**Records provided**

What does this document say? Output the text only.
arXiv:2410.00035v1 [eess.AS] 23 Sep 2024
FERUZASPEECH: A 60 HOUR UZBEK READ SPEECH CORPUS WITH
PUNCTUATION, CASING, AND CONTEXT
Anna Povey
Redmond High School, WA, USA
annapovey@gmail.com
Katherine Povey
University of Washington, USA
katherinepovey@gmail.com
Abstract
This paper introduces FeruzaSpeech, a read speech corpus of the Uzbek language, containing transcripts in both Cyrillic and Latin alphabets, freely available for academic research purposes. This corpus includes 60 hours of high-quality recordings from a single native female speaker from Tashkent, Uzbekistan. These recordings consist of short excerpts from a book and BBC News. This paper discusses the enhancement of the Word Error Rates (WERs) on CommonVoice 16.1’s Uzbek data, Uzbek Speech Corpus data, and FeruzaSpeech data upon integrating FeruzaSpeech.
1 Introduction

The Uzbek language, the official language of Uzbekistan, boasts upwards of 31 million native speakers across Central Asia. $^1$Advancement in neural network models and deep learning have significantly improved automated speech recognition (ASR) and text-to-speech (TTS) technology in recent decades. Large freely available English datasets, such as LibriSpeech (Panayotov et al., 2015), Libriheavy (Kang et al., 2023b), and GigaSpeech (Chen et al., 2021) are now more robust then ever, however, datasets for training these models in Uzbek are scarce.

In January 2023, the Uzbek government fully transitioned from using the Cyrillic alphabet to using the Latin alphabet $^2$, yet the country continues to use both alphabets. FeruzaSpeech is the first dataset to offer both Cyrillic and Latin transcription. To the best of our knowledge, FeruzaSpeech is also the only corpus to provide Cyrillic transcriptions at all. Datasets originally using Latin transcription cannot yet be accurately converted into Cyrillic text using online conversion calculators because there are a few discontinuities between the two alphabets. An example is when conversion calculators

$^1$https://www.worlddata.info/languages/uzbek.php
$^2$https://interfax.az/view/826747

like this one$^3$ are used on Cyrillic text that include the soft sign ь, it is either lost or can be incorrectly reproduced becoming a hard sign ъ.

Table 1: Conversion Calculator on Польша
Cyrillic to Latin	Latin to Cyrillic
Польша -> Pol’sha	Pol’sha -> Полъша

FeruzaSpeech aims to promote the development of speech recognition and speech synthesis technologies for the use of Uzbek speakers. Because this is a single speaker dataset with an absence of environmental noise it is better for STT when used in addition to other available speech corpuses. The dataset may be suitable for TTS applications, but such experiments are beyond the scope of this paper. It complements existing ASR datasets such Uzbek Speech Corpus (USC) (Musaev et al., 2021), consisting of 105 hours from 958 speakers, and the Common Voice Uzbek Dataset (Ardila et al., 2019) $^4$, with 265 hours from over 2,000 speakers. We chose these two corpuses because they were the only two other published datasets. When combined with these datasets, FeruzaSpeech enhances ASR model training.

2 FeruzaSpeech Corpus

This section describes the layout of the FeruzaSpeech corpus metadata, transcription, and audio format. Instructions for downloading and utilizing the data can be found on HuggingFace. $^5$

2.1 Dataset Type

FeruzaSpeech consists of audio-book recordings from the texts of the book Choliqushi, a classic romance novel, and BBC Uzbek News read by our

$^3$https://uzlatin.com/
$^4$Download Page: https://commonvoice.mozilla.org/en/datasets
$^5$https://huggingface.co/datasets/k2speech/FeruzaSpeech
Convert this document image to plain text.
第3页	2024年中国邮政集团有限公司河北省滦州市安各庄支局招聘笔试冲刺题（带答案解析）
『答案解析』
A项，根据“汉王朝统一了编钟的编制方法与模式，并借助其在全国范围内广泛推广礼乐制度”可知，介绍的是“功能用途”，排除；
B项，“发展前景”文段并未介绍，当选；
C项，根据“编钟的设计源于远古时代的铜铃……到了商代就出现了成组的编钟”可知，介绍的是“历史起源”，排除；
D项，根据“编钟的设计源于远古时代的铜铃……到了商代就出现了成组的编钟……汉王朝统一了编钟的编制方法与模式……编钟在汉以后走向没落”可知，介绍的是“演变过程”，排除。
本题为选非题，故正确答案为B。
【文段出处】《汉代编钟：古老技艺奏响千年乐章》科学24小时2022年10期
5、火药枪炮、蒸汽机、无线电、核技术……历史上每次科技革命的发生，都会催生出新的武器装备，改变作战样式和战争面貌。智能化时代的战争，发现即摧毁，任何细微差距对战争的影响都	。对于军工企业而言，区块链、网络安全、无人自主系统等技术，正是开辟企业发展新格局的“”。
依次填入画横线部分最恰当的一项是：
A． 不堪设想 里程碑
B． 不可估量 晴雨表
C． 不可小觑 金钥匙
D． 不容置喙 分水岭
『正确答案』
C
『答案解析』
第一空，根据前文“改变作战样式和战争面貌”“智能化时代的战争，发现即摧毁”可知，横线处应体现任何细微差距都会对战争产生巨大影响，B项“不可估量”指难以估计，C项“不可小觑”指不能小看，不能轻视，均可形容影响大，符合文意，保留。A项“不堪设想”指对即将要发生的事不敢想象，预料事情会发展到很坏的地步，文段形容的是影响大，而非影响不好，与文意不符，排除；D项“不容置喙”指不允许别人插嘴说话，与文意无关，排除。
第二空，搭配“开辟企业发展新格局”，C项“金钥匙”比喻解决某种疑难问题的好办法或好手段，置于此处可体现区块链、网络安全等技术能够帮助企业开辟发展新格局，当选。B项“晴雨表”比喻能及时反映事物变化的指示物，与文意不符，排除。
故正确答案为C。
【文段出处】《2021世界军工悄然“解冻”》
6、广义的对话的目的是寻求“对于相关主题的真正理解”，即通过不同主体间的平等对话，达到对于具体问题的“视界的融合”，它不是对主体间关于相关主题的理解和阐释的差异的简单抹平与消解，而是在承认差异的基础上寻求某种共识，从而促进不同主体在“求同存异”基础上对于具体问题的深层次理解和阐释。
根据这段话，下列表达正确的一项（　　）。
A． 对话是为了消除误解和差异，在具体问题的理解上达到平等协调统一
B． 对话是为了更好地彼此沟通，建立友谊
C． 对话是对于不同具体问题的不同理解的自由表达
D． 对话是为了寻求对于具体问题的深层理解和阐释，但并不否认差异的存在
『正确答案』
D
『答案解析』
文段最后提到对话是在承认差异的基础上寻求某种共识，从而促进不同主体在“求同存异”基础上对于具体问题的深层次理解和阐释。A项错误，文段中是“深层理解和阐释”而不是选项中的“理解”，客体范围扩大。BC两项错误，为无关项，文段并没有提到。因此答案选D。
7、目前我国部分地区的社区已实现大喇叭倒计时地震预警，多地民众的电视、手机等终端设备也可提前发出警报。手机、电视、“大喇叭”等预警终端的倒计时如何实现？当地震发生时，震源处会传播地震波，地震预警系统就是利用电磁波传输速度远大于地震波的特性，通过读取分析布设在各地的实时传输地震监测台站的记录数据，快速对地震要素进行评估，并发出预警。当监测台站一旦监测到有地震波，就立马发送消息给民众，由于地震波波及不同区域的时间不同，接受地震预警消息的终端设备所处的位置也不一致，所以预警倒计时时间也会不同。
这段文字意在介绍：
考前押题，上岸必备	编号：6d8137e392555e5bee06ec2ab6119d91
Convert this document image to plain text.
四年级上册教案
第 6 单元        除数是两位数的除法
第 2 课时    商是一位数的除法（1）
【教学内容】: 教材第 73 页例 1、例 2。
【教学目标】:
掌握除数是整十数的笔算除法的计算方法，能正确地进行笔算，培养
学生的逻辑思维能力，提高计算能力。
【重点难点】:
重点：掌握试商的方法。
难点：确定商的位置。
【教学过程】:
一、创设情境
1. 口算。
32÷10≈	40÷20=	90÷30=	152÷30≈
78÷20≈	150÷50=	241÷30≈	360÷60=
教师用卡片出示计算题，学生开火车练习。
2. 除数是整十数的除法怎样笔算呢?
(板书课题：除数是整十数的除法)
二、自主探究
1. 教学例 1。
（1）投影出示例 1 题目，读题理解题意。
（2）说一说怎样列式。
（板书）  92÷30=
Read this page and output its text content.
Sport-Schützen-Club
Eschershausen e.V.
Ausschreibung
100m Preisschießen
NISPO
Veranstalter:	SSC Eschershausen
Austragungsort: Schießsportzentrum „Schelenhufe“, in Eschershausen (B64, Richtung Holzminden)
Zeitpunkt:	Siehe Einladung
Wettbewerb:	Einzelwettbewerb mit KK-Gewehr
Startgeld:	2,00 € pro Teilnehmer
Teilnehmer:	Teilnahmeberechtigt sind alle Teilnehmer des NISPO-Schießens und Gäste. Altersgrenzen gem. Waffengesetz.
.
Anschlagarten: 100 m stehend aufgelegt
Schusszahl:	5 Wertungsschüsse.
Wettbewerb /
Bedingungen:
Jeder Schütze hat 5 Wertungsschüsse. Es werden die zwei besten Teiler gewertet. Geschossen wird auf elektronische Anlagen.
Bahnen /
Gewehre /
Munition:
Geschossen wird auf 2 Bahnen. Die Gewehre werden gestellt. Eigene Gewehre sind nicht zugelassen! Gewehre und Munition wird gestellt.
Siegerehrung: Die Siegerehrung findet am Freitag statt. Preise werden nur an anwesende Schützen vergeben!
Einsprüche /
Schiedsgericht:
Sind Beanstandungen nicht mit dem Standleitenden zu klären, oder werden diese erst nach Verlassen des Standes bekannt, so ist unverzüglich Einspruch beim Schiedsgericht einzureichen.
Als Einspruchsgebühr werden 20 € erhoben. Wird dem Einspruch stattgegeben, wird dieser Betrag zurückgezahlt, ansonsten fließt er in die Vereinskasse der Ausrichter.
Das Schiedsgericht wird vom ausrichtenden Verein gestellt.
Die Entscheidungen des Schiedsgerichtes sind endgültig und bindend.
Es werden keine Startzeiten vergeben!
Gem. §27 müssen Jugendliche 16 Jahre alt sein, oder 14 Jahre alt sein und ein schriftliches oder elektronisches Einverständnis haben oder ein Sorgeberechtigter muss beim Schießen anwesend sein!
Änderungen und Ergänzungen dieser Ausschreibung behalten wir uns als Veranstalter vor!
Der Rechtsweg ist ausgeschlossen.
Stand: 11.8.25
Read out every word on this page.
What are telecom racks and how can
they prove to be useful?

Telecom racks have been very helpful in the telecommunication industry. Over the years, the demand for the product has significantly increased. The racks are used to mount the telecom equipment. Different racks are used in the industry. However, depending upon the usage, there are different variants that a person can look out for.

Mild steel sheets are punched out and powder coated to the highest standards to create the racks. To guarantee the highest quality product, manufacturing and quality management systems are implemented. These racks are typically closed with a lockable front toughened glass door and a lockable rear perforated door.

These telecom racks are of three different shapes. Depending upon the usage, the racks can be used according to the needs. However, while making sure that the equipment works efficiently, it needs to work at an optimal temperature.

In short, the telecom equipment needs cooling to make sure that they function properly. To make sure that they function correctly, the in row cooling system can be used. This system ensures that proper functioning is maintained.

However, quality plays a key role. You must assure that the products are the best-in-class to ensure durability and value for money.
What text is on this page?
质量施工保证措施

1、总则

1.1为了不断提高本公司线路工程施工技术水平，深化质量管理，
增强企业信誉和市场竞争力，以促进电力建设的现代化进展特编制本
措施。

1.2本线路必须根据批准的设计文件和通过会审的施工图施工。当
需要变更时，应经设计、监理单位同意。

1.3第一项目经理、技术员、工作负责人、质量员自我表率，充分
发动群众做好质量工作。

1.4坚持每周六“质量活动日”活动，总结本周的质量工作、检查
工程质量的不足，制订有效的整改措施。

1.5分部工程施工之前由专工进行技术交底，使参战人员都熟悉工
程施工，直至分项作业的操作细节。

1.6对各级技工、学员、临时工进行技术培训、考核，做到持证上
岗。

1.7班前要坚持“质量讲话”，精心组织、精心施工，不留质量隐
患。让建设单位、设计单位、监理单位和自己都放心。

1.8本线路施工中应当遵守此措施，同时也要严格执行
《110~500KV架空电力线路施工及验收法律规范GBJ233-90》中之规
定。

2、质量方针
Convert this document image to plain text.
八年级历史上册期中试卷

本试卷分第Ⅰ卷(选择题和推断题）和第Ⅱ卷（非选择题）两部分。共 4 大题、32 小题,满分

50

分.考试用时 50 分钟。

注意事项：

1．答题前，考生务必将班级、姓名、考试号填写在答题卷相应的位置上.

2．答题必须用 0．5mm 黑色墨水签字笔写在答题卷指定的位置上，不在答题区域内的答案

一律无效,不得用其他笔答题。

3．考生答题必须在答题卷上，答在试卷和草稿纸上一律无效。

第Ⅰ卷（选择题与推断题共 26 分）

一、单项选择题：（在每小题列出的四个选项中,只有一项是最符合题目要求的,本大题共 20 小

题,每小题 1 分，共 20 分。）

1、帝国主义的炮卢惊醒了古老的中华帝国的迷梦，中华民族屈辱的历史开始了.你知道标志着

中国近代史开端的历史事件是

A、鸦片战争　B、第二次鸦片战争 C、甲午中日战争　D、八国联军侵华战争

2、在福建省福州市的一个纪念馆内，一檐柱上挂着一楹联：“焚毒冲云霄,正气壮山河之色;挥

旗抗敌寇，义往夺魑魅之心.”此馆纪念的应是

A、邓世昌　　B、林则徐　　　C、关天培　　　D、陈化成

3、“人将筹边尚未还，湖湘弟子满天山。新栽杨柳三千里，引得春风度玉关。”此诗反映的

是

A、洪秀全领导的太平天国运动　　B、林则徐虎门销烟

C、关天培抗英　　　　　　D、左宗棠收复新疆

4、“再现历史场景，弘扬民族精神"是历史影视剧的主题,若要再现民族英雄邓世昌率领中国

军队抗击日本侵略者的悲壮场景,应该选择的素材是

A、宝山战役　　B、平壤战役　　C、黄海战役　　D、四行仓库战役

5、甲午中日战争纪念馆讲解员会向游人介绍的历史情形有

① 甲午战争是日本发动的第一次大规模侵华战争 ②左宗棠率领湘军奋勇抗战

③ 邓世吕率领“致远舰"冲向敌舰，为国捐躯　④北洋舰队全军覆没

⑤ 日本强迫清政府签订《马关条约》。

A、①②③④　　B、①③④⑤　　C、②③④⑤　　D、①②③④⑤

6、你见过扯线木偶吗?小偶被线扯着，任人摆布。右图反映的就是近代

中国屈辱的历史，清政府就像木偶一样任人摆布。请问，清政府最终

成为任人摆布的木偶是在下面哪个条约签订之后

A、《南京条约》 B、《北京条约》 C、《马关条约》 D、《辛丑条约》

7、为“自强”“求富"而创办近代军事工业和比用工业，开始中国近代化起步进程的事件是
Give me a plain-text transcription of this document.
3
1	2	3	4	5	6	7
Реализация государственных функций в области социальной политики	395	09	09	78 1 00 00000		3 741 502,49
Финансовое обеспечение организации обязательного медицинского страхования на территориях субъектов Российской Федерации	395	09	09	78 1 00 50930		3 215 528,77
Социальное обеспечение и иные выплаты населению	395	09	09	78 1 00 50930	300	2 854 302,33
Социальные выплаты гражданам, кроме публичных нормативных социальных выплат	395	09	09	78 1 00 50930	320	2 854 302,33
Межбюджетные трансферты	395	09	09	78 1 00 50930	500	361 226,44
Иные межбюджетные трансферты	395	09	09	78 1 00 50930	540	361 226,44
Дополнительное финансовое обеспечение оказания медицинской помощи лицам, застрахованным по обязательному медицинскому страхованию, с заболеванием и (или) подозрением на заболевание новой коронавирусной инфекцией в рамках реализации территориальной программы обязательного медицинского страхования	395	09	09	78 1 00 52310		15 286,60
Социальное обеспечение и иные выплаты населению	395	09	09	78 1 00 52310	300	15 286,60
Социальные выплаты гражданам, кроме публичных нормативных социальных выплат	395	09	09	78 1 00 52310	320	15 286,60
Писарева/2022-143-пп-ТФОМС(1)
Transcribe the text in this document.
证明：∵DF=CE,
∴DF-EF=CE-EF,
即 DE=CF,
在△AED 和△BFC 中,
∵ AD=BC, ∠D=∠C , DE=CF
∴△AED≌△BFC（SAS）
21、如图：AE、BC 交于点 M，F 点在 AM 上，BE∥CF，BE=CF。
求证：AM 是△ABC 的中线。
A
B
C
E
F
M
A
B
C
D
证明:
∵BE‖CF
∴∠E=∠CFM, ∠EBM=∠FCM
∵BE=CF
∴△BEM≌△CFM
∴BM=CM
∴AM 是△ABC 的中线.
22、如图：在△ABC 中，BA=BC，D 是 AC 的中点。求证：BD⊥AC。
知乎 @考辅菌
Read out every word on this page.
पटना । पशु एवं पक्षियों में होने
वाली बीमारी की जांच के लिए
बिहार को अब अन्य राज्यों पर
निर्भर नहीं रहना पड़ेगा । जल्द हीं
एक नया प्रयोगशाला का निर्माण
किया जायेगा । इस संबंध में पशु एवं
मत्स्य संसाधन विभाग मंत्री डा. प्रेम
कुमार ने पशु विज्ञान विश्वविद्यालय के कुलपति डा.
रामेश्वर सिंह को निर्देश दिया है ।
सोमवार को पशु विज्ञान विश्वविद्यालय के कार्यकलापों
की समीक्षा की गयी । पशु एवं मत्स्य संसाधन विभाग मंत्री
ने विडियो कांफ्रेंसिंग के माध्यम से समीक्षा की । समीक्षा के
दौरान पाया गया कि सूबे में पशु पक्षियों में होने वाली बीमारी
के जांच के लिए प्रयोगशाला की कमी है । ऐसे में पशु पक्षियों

**Directions**
Count every line in the data that contains the word "transcription", then give that count and nothing else.

**Response**
3